> _Your goal_
Extract all records. Keep each one exact.

[Recorded data]
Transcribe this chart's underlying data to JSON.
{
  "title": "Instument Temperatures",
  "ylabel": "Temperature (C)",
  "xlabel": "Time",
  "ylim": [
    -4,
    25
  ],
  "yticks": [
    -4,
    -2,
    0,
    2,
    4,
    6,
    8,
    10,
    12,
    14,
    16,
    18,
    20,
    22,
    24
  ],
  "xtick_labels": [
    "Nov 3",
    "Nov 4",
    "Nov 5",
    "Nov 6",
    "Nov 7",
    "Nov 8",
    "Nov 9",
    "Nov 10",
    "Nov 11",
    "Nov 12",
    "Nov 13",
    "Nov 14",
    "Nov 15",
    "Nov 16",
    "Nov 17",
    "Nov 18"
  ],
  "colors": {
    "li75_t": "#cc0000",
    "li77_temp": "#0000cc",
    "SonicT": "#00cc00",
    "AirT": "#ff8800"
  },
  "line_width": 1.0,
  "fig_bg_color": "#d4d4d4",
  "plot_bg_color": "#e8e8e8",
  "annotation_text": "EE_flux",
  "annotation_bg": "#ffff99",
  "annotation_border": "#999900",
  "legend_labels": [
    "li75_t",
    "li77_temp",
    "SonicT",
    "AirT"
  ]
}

> _Final result_
Transcribe this chart's underlying data to JSON.
{
  "title": "Instument Temperatures",
  "ylabel": "Temperature (C)",
  "xlabel": "Time",
  "ylim": [
    -4,
    25
  ],
  "yticks": [
    -4,
    -2,
    0,
    2,
    4,
    6,
    8,
    10,
    12,
    14,
    16,
    18,
    20,
    22,
    24
  ],
  "xtick_labels": [
    "Nov 3",
    "Nov 4",
    "Nov 5",
    "Nov 6",
    "Nov 7",
    "Nov 8",
    "Nov 9",
    "Nov 10",
    "Nov 11",
    "Nov 12",
    "Nov 13",
    "Nov 14",
    "Nov 15",
    "Nov 16",
    "Nov 17",
    "Nov 18"
  ],
  "colors": {
    "li75_t": "#cc0000",
    "li77_temp": "#0000cc",
    "SonicT": "#00cc00",
    "AirT": "#ff8800"
  },
  "line_width": 1.0,
  "fig_bg_color": "#d4d4d4",
  "plot_bg_color": "#e8e8e8",
  "annotation_text": "EE_flux",
  "annotation_bg": "#ffff99",
  "annotation_border": "#999900",
  "legend_labels": [
    "li75_t",
    "li77_temp",
    "SonicT",
    "AirT"
  ]
}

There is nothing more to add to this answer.